■ **Problem**: Make an exact copy of the records, with the pictures left out.

■ **Given entries**:
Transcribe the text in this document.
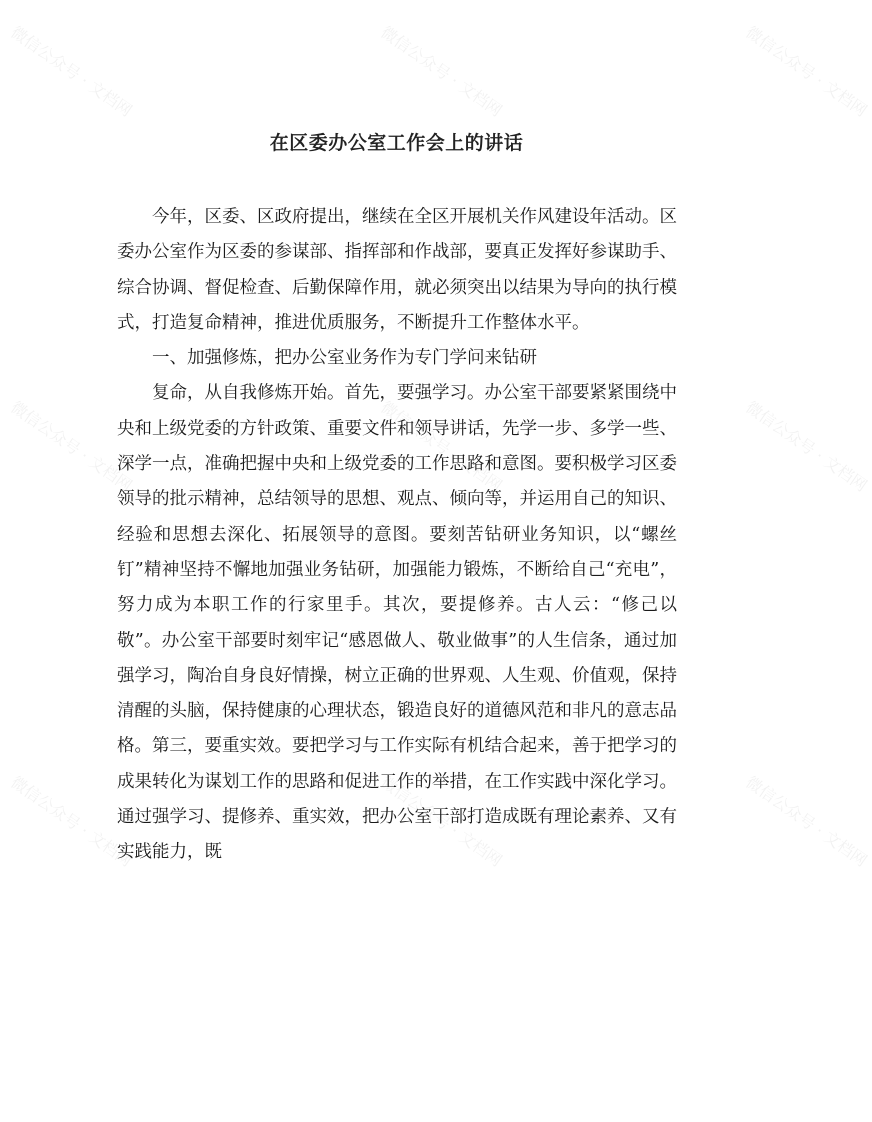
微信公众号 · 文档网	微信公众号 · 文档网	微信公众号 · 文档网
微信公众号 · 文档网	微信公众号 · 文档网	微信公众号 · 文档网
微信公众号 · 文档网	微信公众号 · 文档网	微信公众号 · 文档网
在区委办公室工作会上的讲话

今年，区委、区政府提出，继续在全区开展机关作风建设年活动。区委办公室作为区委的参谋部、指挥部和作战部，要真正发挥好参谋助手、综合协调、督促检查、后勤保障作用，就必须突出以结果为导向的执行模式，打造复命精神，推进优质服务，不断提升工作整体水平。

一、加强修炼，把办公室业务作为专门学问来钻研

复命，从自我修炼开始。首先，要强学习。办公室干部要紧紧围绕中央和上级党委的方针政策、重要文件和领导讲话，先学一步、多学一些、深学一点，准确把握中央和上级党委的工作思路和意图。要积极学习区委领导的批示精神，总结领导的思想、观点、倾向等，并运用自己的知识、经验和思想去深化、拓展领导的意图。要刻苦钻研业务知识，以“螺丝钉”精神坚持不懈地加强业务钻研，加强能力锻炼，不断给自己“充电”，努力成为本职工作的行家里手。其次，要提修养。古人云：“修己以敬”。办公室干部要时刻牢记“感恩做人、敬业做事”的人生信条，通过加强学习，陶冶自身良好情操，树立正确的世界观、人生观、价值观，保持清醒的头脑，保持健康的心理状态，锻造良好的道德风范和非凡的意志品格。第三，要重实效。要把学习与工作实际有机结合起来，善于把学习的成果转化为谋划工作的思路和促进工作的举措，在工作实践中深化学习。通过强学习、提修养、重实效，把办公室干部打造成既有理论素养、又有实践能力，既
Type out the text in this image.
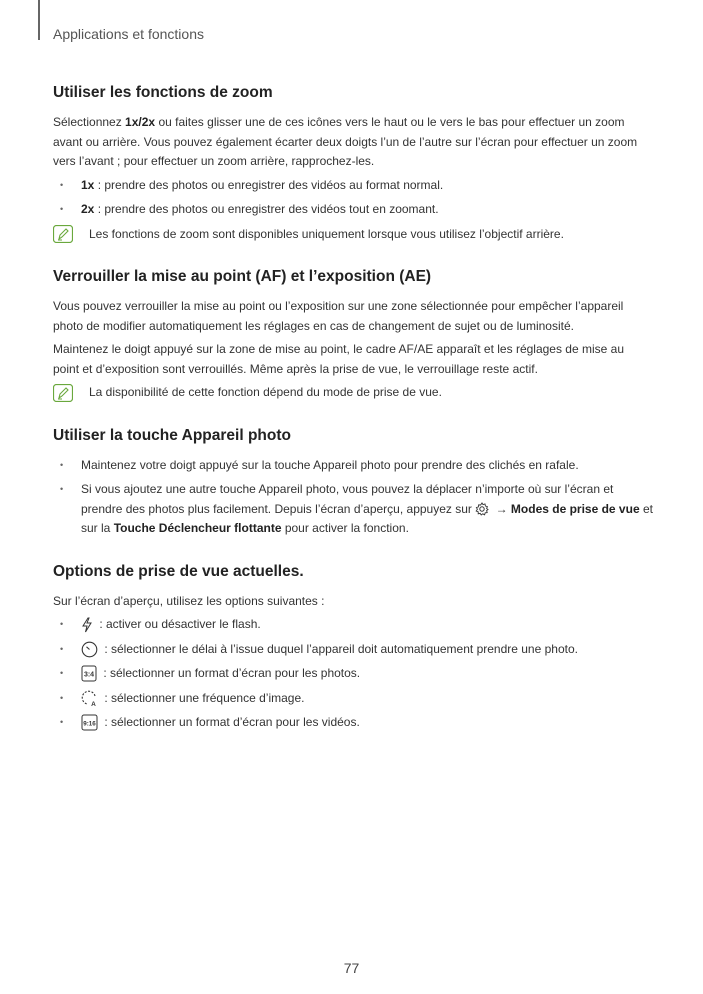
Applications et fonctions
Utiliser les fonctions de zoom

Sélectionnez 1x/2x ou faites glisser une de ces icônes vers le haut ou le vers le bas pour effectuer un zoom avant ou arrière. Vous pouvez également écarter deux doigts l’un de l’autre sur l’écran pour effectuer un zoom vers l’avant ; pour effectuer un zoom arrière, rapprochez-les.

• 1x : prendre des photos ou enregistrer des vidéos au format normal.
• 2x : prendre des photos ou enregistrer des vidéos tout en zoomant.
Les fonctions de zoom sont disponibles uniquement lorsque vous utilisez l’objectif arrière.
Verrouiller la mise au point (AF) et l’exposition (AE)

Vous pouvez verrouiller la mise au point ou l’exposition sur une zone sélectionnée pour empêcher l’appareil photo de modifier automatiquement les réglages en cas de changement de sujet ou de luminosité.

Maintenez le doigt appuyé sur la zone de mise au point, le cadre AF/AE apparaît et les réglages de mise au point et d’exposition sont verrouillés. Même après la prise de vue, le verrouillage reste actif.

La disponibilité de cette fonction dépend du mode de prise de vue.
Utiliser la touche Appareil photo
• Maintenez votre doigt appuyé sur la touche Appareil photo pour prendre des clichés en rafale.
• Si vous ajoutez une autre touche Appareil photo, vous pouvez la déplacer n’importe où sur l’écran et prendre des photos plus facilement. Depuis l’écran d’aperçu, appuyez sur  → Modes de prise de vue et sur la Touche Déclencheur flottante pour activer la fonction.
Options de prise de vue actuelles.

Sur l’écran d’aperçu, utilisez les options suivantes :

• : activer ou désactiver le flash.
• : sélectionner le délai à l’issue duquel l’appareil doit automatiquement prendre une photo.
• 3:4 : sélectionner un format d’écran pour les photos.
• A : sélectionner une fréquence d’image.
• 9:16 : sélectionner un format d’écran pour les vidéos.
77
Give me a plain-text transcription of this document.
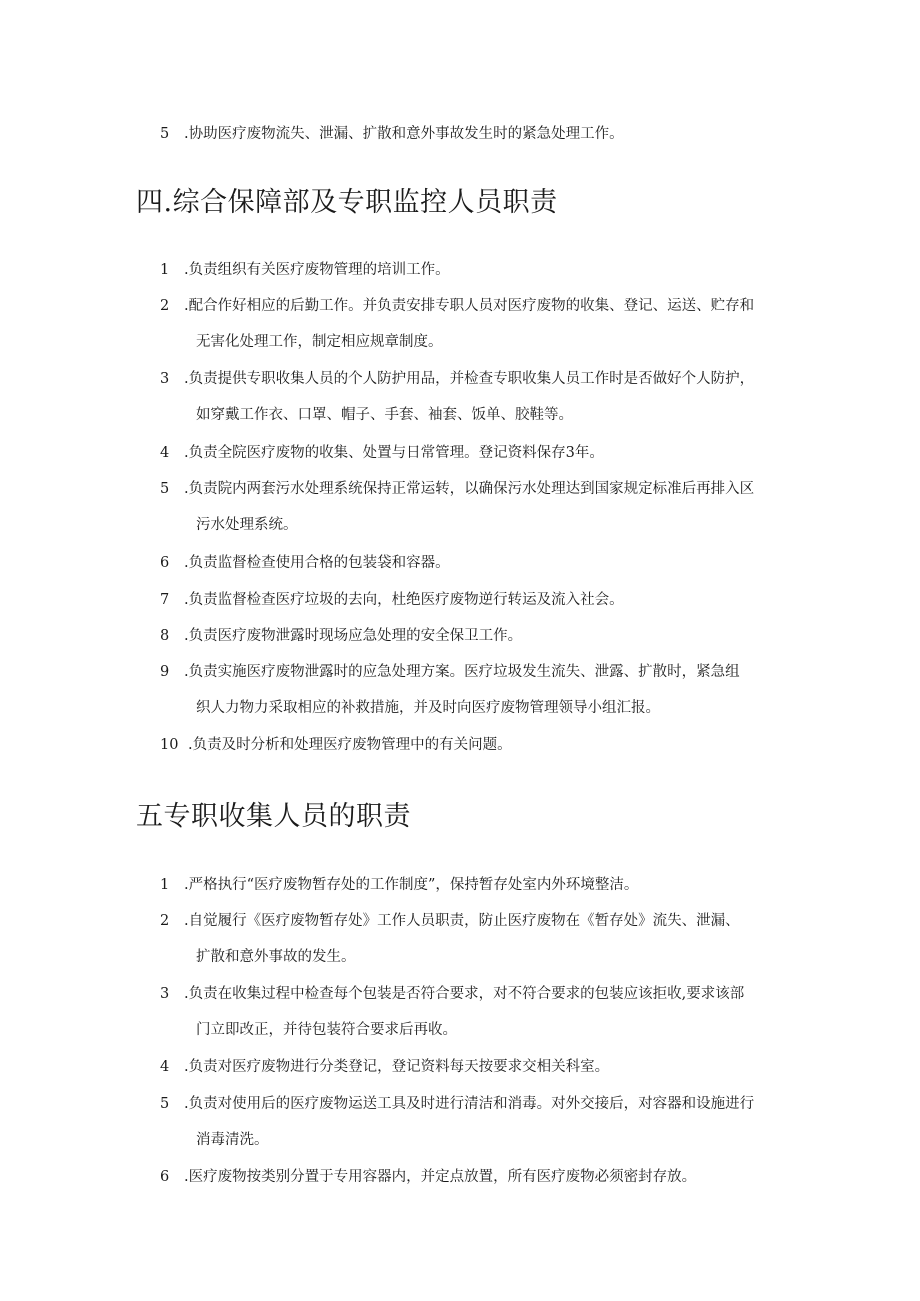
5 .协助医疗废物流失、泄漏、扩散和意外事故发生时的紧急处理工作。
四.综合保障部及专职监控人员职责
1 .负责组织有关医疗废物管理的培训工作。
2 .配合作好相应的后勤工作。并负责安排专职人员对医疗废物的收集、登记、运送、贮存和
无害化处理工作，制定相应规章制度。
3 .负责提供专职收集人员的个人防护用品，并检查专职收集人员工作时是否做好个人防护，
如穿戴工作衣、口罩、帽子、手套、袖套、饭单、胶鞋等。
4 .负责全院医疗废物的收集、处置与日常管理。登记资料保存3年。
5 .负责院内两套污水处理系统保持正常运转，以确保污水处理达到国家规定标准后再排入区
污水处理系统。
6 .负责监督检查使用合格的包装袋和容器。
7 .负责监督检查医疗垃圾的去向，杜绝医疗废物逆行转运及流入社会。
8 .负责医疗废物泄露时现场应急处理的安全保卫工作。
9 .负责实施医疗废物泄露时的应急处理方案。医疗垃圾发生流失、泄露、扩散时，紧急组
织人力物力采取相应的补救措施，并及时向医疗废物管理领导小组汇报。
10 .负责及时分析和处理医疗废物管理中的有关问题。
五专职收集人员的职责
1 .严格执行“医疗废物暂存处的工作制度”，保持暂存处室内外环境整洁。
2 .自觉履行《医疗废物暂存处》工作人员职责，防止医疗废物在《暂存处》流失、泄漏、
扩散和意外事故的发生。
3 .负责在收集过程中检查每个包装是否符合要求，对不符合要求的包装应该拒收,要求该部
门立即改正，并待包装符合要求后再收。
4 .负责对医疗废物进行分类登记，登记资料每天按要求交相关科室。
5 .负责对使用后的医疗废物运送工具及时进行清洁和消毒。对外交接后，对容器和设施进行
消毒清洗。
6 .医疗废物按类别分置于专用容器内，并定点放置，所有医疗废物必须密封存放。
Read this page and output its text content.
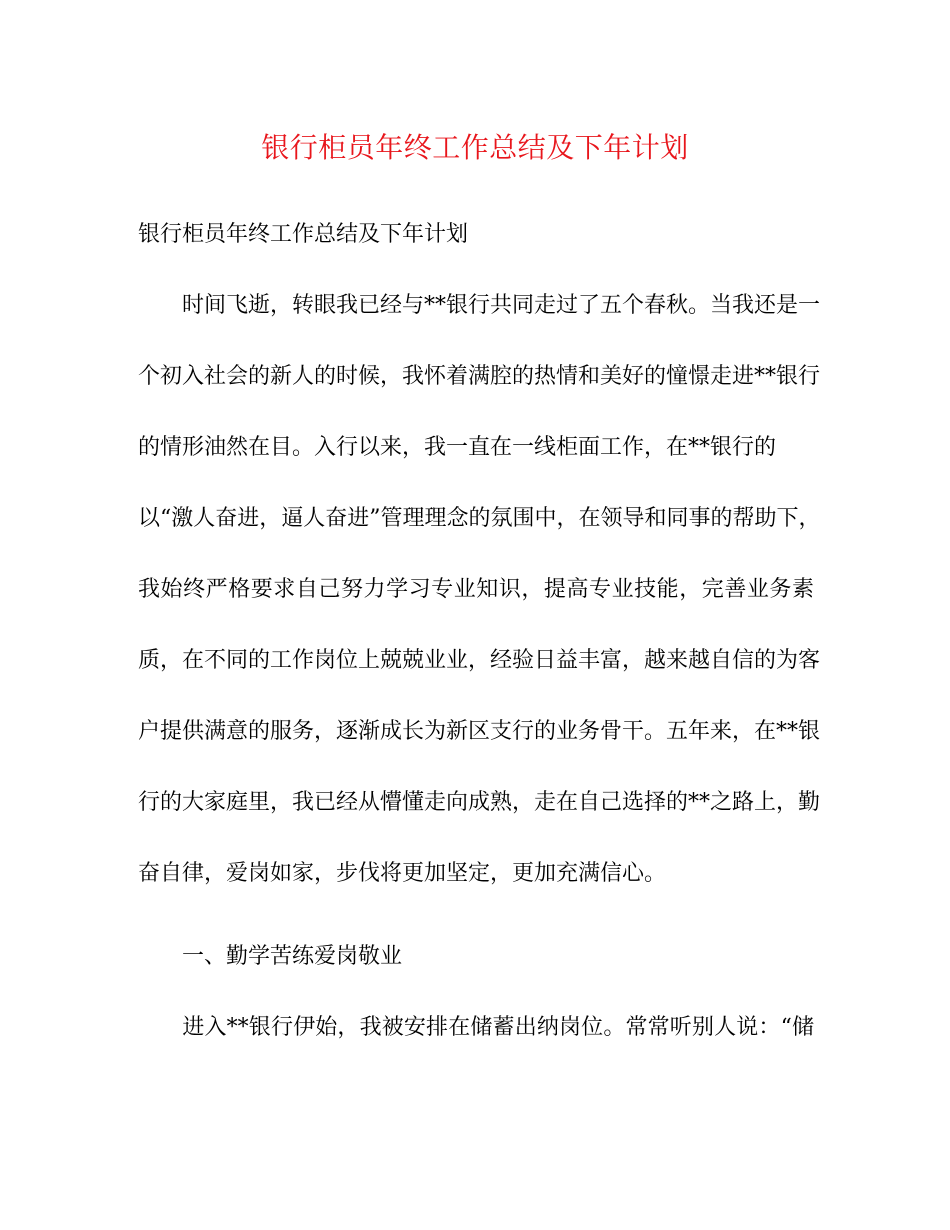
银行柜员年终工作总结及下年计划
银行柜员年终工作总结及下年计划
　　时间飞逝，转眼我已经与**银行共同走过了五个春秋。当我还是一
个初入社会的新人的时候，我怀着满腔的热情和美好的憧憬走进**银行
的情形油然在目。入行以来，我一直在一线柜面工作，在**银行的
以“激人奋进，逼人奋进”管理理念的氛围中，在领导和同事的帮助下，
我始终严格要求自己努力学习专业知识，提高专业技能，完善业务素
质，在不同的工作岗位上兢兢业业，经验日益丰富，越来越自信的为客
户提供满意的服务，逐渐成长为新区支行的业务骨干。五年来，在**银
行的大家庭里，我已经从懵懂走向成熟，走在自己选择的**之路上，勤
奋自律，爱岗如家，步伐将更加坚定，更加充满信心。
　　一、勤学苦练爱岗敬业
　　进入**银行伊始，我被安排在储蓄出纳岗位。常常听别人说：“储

■ **In response**:
Transcribe the text in this document.
微信公众号 · 文档网	微信公众号 · 文档网	微信公众号 · 文档网
微信公众号 · 文档网	微信公众号 · 文档网	微信公众号 · 文档网
微信公众号 · 文档网	微信公众号 · 文档网	微信公众号 · 文档网
在区委办公室工作会上的讲话

今年，区委、区政府提出，继续在全区开展机关作风建设年活动。区委办公室作为区委的参谋部、指挥部和作战部，要真正发挥好参谋助手、综合协调、督促检查、后勤保障作用，就必须突出以结果为导向的执行模式，打造复命精神，推进优质服务，不断提升工作整体水平。

一、加强修炼，把办公室业务作为专门学问来钻研

复命，从自我修炼开始。首先，要强学习。办公室干部要紧紧围绕中央和上级党委的方针政策、重要文件和领导讲话，先学一步、多学一些、深学一点，准确把握中央和上级党委的工作思路和意图。要积极学习区委领导的批示精神，总结领导的思想、观点、倾向等，并运用自己的知识、经验和思想去深化、拓展领导的意图。要刻苦钻研业务知识，以“螺丝钉”精神坚持不懈地加强业务钻研，加强能力锻炼，不断给自己“充电”，努力成为本职工作的行家里手。其次，要提修养。古人云：“修己以敬”。办公室干部要时刻牢记“感恩做人、敬业做事”的人生信条，通过加强学习，陶冶自身良好情操，树立正确的世界观、人生观、价值观，保持清醒的头脑，保持健康的心理状态，锻造良好的道德风范和非凡的意志品格。第三，要重实效。要把学习与工作实际有机结合起来，善于把学习的成果转化为谋划工作的思路和促进工作的举措，在工作实践中深化学习。通过强学习、提修养、重实效，把办公室干部打造成既有理论素养、又有实践能力，既
Type out the text in this image.
Applications et fonctions
Utiliser les fonctions de zoom

Sélectionnez 1x/2x ou faites glisser une de ces icônes vers le haut ou le vers le bas pour effectuer un zoom avant ou arrière. Vous pouvez également écarter deux doigts l’un de l’autre sur l’écran pour effectuer un zoom vers l’avant ; pour effectuer un zoom arrière, rapprochez-les.

• 1x : prendre des photos ou enregistrer des vidéos au format normal.
• 2x : prendre des photos ou enregistrer des vidéos tout en zoomant.
Les fonctions de zoom sont disponibles uniquement lorsque vous utilisez l’objectif arrière.
Verrouiller la mise au point (AF) et l’exposition (AE)

Vous pouvez verrouiller la mise au point ou l’exposition sur une zone sélectionnée pour empêcher l’appareil photo de modifier automatiquement les réglages en cas de changement de sujet ou de luminosité.

Maintenez le doigt appuyé sur la zone de mise au point, le cadre AF/AE apparaît et les réglages de mise au point et d’exposition sont verrouillés. Même après la prise de vue, le verrouillage reste actif.

La disponibilité de cette fonction dépend du mode de prise de vue.
Utiliser la touche Appareil photo
• Maintenez votre doigt appuyé sur la touche Appareil photo pour prendre des clichés en rafale.
• Si vous ajoutez une autre touche Appareil photo, vous pouvez la déplacer n’importe où sur l’écran et prendre des photos plus facilement. Depuis l’écran d’aperçu, appuyez sur  → Modes de prise de vue et sur la Touche Déclencheur flottante pour activer la fonction.
Options de prise de vue actuelles.

Sur l’écran d’aperçu, utilisez les options suivantes :

• : activer ou désactiver le flash.
• : sélectionner le délai à l’issue duquel l’appareil doit automatiquement prendre une photo.
• 3:4 : sélectionner un format d’écran pour les photos.
• A : sélectionner une fréquence d’image.
• 9:16 : sélectionner un format d’écran pour les vidéos.
77
Give me a plain-text transcription of this document.
5 .协助医疗废物流失、泄漏、扩散和意外事故发生时的紧急处理工作。
四.综合保障部及专职监控人员职责
1 .负责组织有关医疗废物管理的培训工作。
2 .配合作好相应的后勤工作。并负责安排专职人员对医疗废物的收集、登记、运送、贮存和
无害化处理工作，制定相应规章制度。
3 .负责提供专职收集人员的个人防护用品，并检查专职收集人员工作时是否做好个人防护，
如穿戴工作衣、口罩、帽子、手套、袖套、饭单、胶鞋等。
4 .负责全院医疗废物的收集、处置与日常管理。登记资料保存3年。
5 .负责院内两套污水处理系统保持正常运转，以确保污水处理达到国家规定标准后再排入区
污水处理系统。
6 .负责监督检查使用合格的包装袋和容器。
7 .负责监督检查医疗垃圾的去向，杜绝医疗废物逆行转运及流入社会。
8 .负责医疗废物泄露时现场应急处理的安全保卫工作。
9 .负责实施医疗废物泄露时的应急处理方案。医疗垃圾发生流失、泄露、扩散时，紧急组
织人力物力采取相应的补救措施，并及时向医疗废物管理领导小组汇报。
10 .负责及时分析和处理医疗废物管理中的有关问题。
五专职收集人员的职责
1 .严格执行“医疗废物暂存处的工作制度”，保持暂存处室内外环境整洁。
2 .自觉履行《医疗废物暂存处》工作人员职责，防止医疗废物在《暂存处》流失、泄漏、
扩散和意外事故的发生。
3 .负责在收集过程中检查每个包装是否符合要求，对不符合要求的包装应该拒收,要求该部
门立即改正，并待包装符合要求后再收。
4 .负责对医疗废物进行分类登记，登记资料每天按要求交相关科室。
5 .负责对使用后的医疗废物运送工具及时进行清洁和消毒。对外交接后，对容器和设施进行
消毒清洗。
6 .医疗废物按类别分置于专用容器内，并定点放置，所有医疗废物必须密封存放。
Read this page and output its text content.
银行柜员年终工作总结及下年计划
银行柜员年终工作总结及下年计划
　　时间飞逝，转眼我已经与**银行共同走过了五个春秋。当我还是一
个初入社会的新人的时候，我怀着满腔的热情和美好的憧憬走进**银行
的情形油然在目。入行以来，我一直在一线柜面工作，在**银行的
以“激人奋进，逼人奋进”管理理念的氛围中，在领导和同事的帮助下，
我始终严格要求自己努力学习专业知识，提高专业技能，完善业务素
质，在不同的工作岗位上兢兢业业，经验日益丰富，越来越自信的为客
户提供满意的服务，逐渐成长为新区支行的业务骨干。五年来，在**银
行的大家庭里，我已经从懵懂走向成熟，走在自己选择的**之路上，勤
奋自律，爱岗如家，步伐将更加坚定，更加充满信心。
　　一、勤学苦练爱岗敬业
　　进入**银行伊始，我被安排在储蓄出纳岗位。常常听别人说：“储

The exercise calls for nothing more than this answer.